Input for this task:

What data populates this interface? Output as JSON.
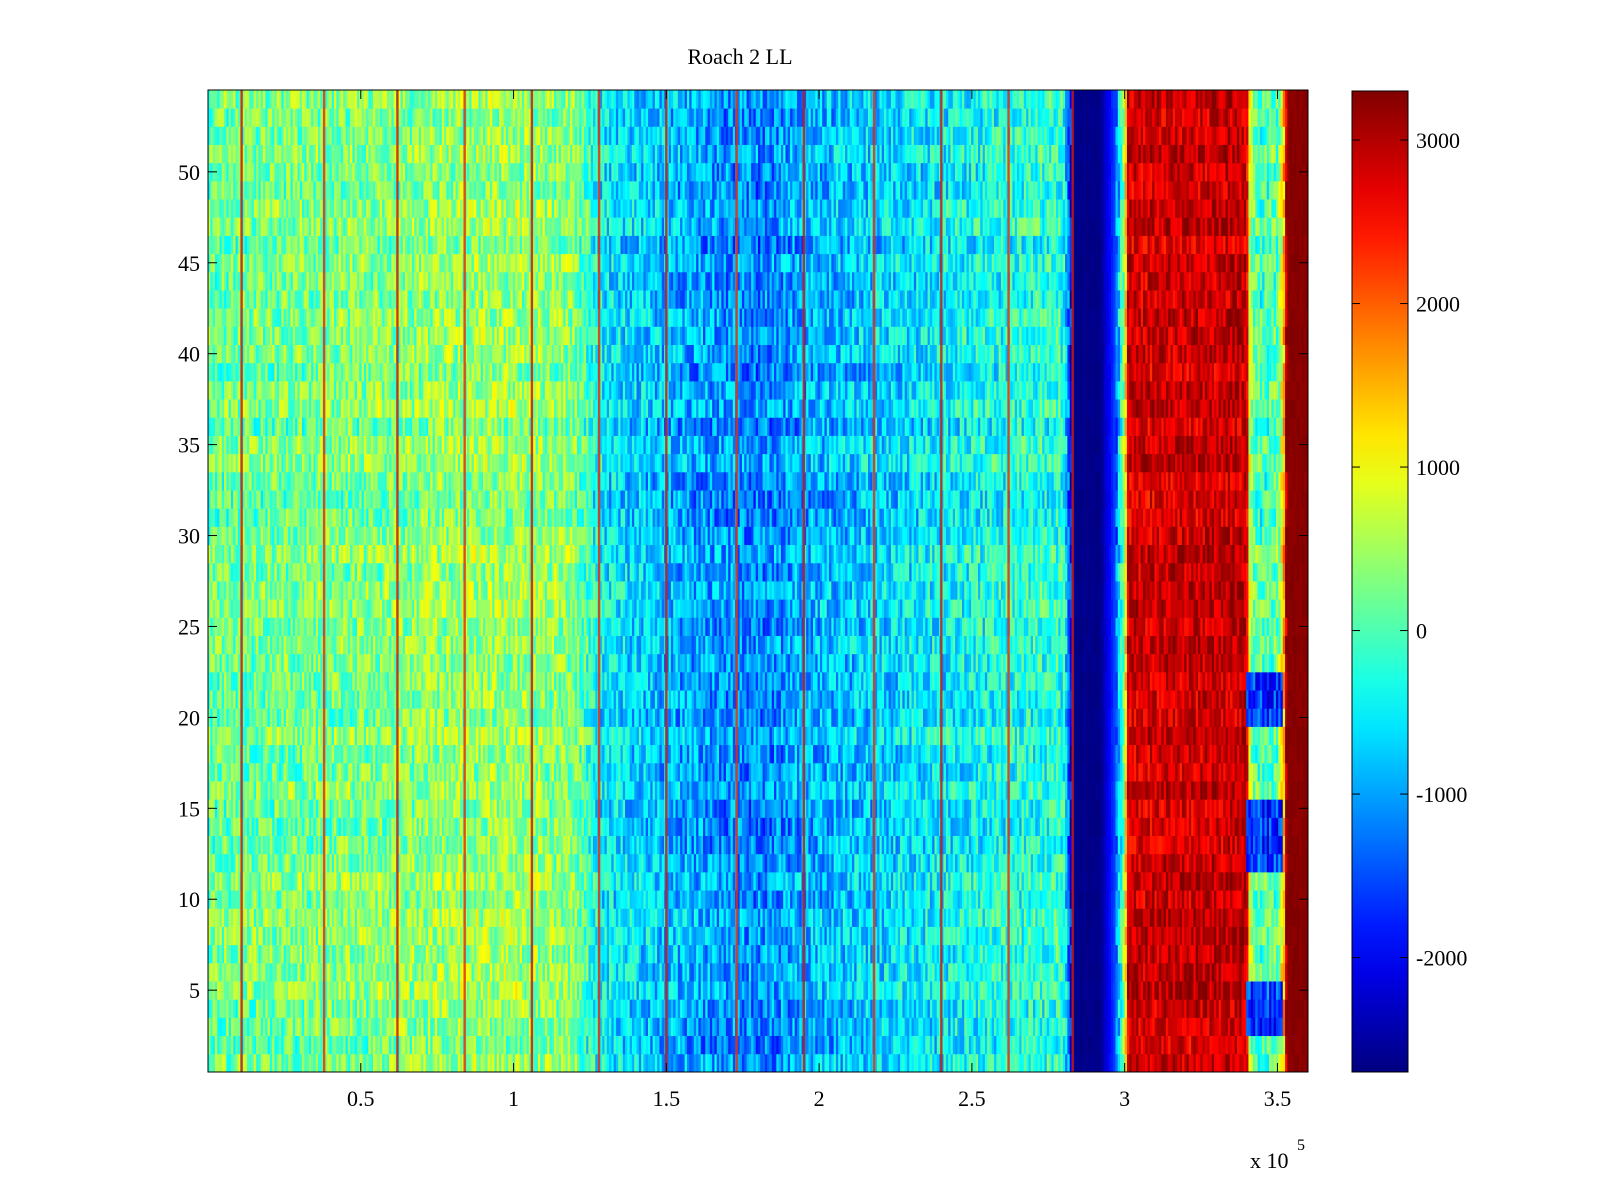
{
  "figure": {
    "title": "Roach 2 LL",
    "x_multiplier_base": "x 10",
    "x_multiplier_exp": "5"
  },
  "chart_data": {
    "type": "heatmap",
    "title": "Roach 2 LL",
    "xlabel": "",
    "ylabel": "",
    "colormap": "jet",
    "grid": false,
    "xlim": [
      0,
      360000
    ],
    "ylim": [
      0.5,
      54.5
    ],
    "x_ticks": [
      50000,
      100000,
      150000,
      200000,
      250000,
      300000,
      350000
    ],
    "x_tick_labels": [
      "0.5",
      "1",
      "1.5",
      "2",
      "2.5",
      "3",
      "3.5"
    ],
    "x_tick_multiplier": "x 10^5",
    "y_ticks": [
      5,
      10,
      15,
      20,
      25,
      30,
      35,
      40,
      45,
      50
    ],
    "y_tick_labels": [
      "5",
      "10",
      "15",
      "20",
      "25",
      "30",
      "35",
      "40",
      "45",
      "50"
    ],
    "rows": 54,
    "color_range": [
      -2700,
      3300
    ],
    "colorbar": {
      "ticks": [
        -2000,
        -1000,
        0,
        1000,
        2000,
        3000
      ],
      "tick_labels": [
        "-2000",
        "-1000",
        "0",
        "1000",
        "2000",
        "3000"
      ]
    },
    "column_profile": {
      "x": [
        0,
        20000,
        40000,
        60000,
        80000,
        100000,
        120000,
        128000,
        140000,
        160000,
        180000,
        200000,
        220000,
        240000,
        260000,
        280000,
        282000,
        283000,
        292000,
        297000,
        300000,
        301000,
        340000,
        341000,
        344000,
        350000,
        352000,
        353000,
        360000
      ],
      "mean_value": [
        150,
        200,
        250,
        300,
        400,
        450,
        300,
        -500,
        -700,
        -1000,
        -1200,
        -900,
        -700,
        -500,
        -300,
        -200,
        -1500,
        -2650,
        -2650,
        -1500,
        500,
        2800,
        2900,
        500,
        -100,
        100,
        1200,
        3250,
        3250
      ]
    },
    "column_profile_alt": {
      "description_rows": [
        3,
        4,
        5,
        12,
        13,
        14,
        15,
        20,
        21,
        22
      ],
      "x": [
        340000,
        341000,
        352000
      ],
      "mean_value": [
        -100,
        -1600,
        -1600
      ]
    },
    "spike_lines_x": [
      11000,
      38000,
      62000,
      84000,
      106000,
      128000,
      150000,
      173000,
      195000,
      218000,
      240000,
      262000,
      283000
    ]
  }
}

* * *

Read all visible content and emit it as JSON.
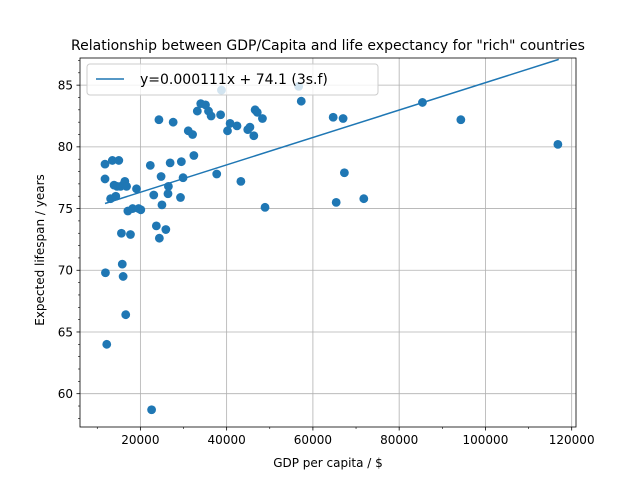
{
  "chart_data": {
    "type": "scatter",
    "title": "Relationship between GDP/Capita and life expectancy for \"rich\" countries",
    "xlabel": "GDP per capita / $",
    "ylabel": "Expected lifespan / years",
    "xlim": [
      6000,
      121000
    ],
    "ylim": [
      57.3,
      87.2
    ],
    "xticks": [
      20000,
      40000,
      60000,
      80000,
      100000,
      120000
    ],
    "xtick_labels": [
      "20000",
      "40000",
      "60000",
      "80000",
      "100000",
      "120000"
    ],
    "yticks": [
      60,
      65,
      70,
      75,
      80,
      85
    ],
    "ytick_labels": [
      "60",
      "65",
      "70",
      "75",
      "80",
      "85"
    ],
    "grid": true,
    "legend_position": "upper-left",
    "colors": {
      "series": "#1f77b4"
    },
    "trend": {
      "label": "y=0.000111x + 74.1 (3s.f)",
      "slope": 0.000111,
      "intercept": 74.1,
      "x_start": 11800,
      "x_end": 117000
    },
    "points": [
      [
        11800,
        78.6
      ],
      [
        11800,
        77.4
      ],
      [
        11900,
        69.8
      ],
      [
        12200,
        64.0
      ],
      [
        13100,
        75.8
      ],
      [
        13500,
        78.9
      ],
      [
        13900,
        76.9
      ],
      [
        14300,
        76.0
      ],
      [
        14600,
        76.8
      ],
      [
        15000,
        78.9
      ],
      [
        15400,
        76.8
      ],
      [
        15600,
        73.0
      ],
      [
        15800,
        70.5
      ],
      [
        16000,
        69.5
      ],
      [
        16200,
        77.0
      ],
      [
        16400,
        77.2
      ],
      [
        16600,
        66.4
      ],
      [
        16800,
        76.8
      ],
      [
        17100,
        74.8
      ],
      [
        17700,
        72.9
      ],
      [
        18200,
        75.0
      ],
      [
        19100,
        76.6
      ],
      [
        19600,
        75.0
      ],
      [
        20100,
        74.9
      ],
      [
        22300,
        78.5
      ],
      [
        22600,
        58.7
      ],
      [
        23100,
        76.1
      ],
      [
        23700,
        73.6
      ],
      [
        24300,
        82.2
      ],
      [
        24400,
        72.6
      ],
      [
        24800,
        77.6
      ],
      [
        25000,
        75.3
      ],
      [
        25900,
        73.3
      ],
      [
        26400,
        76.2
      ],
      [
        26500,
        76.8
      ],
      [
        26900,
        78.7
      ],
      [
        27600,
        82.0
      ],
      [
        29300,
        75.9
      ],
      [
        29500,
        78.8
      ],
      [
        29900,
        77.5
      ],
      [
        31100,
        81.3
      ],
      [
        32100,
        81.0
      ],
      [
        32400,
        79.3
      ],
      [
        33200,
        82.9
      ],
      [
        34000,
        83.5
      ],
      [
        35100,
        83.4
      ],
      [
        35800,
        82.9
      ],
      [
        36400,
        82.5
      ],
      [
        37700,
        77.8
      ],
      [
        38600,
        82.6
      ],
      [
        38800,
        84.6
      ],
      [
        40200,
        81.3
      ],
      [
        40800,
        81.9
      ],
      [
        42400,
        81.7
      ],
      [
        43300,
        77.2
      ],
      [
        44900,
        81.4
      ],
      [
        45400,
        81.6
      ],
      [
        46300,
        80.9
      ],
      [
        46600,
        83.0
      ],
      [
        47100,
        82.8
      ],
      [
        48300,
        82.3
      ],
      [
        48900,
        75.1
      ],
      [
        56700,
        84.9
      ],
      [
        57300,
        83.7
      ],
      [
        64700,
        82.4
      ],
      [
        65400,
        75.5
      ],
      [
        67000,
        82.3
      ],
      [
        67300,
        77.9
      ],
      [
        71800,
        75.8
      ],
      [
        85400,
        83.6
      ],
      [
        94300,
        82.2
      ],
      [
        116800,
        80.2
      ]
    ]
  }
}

Given request:
Search the records for the word "ylabel" and copy every line where it occurs.

Exercise output:
    "ylabel": "",
    "ylabel": "Expected lifespan / years",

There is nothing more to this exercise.